==== DATA SUPPLIED

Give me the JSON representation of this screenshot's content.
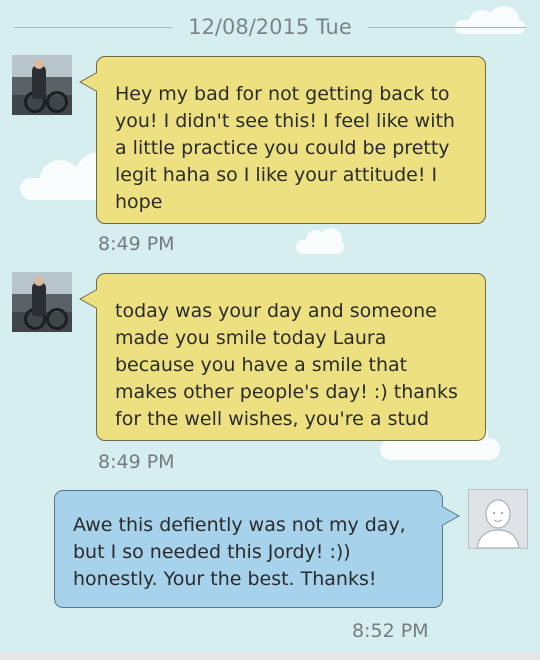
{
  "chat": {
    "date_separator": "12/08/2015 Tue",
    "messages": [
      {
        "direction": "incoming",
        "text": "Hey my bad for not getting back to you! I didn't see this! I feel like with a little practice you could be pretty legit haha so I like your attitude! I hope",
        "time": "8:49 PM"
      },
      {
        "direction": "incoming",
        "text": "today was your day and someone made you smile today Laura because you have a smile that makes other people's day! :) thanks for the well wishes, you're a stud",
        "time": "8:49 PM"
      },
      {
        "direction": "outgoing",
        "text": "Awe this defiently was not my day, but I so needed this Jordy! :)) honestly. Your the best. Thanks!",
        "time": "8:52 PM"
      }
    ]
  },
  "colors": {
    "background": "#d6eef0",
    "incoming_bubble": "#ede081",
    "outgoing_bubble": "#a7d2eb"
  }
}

========

• [EXERCISE DESCRIPTION]: Write the listing out a second time exactly, dropping all images.

• [WRITTEN ANSWER]:
Give me the JSON representation of this screenshot's content.
{
  "chat": {
    "date_separator": "12/08/2015 Tue",
    "messages": [
      {
        "direction": "incoming",
        "text": "Hey my bad for not getting back to you! I didn't see this! I feel like with a little practice you could be pretty legit haha so I like your attitude! I hope",
        "time": "8:49 PM"
      },
      {
        "direction": "incoming",
        "text": "today was your day and someone made you smile today Laura because you have a smile that makes other people's day! :) thanks for the well wishes, you're a stud",
        "time": "8:49 PM"
      },
      {
        "direction": "outgoing",
        "text": "Awe this defiently was not my day, but I so needed this Jordy! :)) honestly. Your the best. Thanks!",
        "time": "8:52 PM"
      }
    ]
  },
  "colors": {
    "background": "#d6eef0",
    "incoming_bubble": "#ede081",
    "outgoing_bubble": "#a7d2eb"
  }
}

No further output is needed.